%%

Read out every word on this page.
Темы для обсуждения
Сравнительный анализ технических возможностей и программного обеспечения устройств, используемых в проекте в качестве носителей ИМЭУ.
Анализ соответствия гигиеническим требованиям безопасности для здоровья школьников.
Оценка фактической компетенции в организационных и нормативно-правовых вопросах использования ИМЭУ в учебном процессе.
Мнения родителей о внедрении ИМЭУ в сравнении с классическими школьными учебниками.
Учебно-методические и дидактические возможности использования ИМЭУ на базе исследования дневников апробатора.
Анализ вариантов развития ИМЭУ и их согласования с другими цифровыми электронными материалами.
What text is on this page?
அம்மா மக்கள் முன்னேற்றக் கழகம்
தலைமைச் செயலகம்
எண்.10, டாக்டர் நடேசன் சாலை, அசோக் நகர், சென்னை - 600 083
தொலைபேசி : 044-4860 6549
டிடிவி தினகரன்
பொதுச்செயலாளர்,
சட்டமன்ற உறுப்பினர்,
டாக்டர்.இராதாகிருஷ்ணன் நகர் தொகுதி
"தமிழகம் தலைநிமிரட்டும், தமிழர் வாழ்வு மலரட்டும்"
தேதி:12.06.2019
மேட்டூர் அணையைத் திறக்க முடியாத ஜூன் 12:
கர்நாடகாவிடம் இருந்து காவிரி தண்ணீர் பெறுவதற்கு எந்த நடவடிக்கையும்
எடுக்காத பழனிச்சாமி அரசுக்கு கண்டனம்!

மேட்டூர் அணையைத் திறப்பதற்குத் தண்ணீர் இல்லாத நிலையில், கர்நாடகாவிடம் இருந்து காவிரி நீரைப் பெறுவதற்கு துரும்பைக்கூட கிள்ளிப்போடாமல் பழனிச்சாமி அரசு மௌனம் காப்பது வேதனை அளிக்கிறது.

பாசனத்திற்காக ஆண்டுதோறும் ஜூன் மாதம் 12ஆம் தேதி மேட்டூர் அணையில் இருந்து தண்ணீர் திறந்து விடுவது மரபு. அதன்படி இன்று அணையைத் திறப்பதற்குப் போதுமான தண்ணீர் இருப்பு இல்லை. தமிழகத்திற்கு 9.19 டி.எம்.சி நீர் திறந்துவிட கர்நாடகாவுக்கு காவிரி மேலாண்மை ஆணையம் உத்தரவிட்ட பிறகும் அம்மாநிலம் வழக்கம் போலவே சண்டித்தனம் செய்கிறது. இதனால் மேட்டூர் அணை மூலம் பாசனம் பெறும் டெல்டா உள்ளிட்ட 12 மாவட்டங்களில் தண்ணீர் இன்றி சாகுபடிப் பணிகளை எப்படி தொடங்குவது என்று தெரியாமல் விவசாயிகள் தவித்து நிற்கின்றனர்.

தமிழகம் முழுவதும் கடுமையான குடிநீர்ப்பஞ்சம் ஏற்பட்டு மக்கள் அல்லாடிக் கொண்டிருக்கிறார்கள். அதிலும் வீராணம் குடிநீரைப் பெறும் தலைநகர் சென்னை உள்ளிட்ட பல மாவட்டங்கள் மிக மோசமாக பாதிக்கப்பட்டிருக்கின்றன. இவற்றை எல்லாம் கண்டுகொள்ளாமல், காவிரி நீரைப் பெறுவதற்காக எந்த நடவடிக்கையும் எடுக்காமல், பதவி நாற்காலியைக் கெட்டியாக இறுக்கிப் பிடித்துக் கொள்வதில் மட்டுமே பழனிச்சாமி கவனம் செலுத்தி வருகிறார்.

%%

Scan the listing above. Gather each line that contains the word "this".

→ Response
Read out every word on this page.
What text is on this page?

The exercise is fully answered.